[Records contained in a dataset]
-- -- --

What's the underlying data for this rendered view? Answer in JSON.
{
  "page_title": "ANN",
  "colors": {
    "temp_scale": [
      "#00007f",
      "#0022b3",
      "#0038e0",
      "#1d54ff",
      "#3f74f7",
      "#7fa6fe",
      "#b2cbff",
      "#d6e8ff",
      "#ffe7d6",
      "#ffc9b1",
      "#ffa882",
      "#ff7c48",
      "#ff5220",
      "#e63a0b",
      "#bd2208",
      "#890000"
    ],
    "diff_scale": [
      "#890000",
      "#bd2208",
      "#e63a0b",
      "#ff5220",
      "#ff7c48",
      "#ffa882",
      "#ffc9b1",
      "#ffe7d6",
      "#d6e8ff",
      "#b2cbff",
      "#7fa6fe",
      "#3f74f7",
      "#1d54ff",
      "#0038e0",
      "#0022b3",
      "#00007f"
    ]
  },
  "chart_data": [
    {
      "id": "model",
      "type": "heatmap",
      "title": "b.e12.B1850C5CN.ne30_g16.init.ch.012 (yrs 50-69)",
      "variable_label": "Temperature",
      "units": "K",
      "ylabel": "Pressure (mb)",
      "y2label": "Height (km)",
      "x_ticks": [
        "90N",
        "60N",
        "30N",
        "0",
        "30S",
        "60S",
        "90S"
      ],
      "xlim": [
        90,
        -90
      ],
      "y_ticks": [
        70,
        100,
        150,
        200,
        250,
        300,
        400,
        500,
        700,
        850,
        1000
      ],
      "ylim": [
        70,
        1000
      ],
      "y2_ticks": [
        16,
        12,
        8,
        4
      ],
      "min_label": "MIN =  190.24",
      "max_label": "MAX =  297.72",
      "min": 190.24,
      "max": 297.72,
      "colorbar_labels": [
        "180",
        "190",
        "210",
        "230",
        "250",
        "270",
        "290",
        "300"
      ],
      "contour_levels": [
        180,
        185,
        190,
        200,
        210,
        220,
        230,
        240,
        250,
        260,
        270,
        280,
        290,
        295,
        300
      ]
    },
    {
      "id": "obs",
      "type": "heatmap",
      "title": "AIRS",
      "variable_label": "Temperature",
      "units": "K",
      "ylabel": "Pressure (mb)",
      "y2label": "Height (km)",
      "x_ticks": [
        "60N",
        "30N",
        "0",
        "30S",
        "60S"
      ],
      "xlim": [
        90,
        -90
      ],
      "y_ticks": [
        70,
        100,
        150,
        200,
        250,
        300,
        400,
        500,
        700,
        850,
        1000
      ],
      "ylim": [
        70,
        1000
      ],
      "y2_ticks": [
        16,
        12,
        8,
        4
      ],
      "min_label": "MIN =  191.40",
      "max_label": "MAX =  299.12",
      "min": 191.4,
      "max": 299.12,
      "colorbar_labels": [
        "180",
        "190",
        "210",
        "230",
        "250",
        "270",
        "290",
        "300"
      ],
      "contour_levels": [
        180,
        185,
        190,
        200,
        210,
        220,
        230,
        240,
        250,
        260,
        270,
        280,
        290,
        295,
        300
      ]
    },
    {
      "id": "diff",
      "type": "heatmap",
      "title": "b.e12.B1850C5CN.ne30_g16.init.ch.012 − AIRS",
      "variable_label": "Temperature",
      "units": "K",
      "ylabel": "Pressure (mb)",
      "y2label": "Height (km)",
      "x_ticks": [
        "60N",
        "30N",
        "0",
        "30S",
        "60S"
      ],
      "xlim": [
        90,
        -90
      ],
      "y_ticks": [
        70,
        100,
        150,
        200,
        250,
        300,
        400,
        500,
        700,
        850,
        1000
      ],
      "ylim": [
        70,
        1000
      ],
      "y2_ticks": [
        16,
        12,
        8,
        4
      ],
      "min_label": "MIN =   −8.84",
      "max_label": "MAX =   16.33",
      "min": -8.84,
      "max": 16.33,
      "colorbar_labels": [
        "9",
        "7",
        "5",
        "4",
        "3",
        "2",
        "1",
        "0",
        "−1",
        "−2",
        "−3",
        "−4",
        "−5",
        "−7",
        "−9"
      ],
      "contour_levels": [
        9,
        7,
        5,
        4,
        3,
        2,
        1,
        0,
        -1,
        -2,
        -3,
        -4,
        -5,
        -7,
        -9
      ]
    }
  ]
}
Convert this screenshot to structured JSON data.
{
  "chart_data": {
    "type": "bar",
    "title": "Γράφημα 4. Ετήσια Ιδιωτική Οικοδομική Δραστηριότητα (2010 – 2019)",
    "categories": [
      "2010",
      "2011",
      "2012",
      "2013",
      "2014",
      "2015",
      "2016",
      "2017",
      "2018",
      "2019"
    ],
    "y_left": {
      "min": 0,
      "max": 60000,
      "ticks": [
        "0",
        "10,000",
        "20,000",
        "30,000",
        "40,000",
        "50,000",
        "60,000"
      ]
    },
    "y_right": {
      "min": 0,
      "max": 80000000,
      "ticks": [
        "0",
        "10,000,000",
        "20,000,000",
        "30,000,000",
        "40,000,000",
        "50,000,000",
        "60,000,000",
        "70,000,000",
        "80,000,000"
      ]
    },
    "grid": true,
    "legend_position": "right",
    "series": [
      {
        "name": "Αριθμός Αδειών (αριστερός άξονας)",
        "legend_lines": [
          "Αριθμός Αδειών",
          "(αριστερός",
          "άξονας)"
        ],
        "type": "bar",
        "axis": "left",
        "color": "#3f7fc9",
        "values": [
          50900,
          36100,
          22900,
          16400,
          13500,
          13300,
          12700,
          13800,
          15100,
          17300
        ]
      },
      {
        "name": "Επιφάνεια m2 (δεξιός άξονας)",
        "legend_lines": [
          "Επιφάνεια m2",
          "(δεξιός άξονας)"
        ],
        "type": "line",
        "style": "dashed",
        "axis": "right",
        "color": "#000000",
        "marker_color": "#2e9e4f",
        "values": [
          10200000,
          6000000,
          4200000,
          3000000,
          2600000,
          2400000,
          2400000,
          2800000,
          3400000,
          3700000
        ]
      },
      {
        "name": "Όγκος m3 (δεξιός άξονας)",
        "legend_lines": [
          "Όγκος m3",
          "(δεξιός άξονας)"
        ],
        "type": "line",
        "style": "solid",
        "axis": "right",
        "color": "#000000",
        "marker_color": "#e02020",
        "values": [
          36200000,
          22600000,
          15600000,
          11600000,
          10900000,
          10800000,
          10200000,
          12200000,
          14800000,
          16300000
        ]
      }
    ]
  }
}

-- -- --

Short problem: Produce an exact copy of every entry above.

Solution for this exercise:
What's the underlying data for this rendered view? Answer in JSON.
{
  "page_title": "ANN",
  "colors": {
    "temp_scale": [
      "#00007f",
      "#0022b3",
      "#0038e0",
      "#1d54ff",
      "#3f74f7",
      "#7fa6fe",
      "#b2cbff",
      "#d6e8ff",
      "#ffe7d6",
      "#ffc9b1",
      "#ffa882",
      "#ff7c48",
      "#ff5220",
      "#e63a0b",
      "#bd2208",
      "#890000"
    ],
    "diff_scale": [
      "#890000",
      "#bd2208",
      "#e63a0b",
      "#ff5220",
      "#ff7c48",
      "#ffa882",
      "#ffc9b1",
      "#ffe7d6",
      "#d6e8ff",
      "#b2cbff",
      "#7fa6fe",
      "#3f74f7",
      "#1d54ff",
      "#0038e0",
      "#0022b3",
      "#00007f"
    ]
  },
  "chart_data": [
    {
      "id": "model",
      "type": "heatmap",
      "title": "b.e12.B1850C5CN.ne30_g16.init.ch.012 (yrs 50-69)",
      "variable_label": "Temperature",
      "units": "K",
      "ylabel": "Pressure (mb)",
      "y2label": "Height (km)",
      "x_ticks": [
        "90N",
        "60N",
        "30N",
        "0",
        "30S",
        "60S",
        "90S"
      ],
      "xlim": [
        90,
        -90
      ],
      "y_ticks": [
        70,
        100,
        150,
        200,
        250,
        300,
        400,
        500,
        700,
        850,
        1000
      ],
      "ylim": [
        70,
        1000
      ],
      "y2_ticks": [
        16,
        12,
        8,
        4
      ],
      "min_label": "MIN =  190.24",
      "max_label": "MAX =  297.72",
      "min": 190.24,
      "max": 297.72,
      "colorbar_labels": [
        "180",
        "190",
        "210",
        "230",
        "250",
        "270",
        "290",
        "300"
      ],
      "contour_levels": [
        180,
        185,
        190,
        200,
        210,
        220,
        230,
        240,
        250,
        260,
        270,
        280,
        290,
        295,
        300
      ]
    },
    {
      "id": "obs",
      "type": "heatmap",
      "title": "AIRS",
      "variable_label": "Temperature",
      "units": "K",
      "ylabel": "Pressure (mb)",
      "y2label": "Height (km)",
      "x_ticks": [
        "60N",
        "30N",
        "0",
        "30S",
        "60S"
      ],
      "xlim": [
        90,
        -90
      ],
      "y_ticks": [
        70,
        100,
        150,
        200,
        250,
        300,
        400,
        500,
        700,
        850,
        1000
      ],
      "ylim": [
        70,
        1000
      ],
      "y2_ticks": [
        16,
        12,
        8,
        4
      ],
      "min_label": "MIN =  191.40",
      "max_label": "MAX =  299.12",
      "min": 191.4,
      "max": 299.12,
      "colorbar_labels": [
        "180",
        "190",
        "210",
        "230",
        "250",
        "270",
        "290",
        "300"
      ],
      "contour_levels": [
        180,
        185,
        190,
        200,
        210,
        220,
        230,
        240,
        250,
        260,
        270,
        280,
        290,
        295,
        300
      ]
    },
    {
      "id": "diff",
      "type": "heatmap",
      "title": "b.e12.B1850C5CN.ne30_g16.init.ch.012 − AIRS",
      "variable_label": "Temperature",
      "units": "K",
      "ylabel": "Pressure (mb)",
      "y2label": "Height (km)",
      "x_ticks": [
        "60N",
        "30N",
        "0",
        "30S",
        "60S"
      ],
      "xlim": [
        90,
        -90
      ],
      "y_ticks": [
        70,
        100,
        150,
        200,
        250,
        300,
        400,
        500,
        700,
        850,
        1000
      ],
      "ylim": [
        70,
        1000
      ],
      "y2_ticks": [
        16,
        12,
        8,
        4
      ],
      "min_label": "MIN =   −8.84",
      "max_label": "MAX =   16.33",
      "min": -8.84,
      "max": 16.33,
      "colorbar_labels": [
        "9",
        "7",
        "5",
        "4",
        "3",
        "2",
        "1",
        "0",
        "−1",
        "−2",
        "−3",
        "−4",
        "−5",
        "−7",
        "−9"
      ],
      "contour_levels": [
        9,
        7,
        5,
        4,
        3,
        2,
        1,
        0,
        -1,
        -2,
        -3,
        -4,
        -5,
        -7,
        -9
      ]
    }
  ]
}
Convert this screenshot to structured JSON data.
{
  "chart_data": {
    "type": "bar",
    "title": "Γράφημα 4. Ετήσια Ιδιωτική Οικοδομική Δραστηριότητα (2010 – 2019)",
    "categories": [
      "2010",
      "2011",
      "2012",
      "2013",
      "2014",
      "2015",
      "2016",
      "2017",
      "2018",
      "2019"
    ],
    "y_left": {
      "min": 0,
      "max": 60000,
      "ticks": [
        "0",
        "10,000",
        "20,000",
        "30,000",
        "40,000",
        "50,000",
        "60,000"
      ]
    },
    "y_right": {
      "min": 0,
      "max": 80000000,
      "ticks": [
        "0",
        "10,000,000",
        "20,000,000",
        "30,000,000",
        "40,000,000",
        "50,000,000",
        "60,000,000",
        "70,000,000",
        "80,000,000"
      ]
    },
    "grid": true,
    "legend_position": "right",
    "series": [
      {
        "name": "Αριθμός Αδειών (αριστερός άξονας)",
        "legend_lines": [
          "Αριθμός Αδειών",
          "(αριστερός",
          "άξονας)"
        ],
        "type": "bar",
        "axis": "left",
        "color": "#3f7fc9",
        "values": [
          50900,
          36100,
          22900,
          16400,
          13500,
          13300,
          12700,
          13800,
          15100,
          17300
        ]
      },
      {
        "name": "Επιφάνεια m2 (δεξιός άξονας)",
        "legend_lines": [
          "Επιφάνεια m2",
          "(δεξιός άξονας)"
        ],
        "type": "line",
        "style": "dashed",
        "axis": "right",
        "color": "#000000",
        "marker_color": "#2e9e4f",
        "values": [
          10200000,
          6000000,
          4200000,
          3000000,
          2600000,
          2400000,
          2400000,
          2800000,
          3400000,
          3700000
        ]
      },
      {
        "name": "Όγκος m3 (δεξιός άξονας)",
        "legend_lines": [
          "Όγκος m3",
          "(δεξιός άξονας)"
        ],
        "type": "line",
        "style": "solid",
        "axis": "right",
        "color": "#000000",
        "marker_color": "#e02020",
        "values": [
          36200000,
          22600000,
          15600000,
          11600000,
          10900000,
          10800000,
          10200000,
          12200000,
          14800000,
          16300000
        ]
      }
    ]
  }
}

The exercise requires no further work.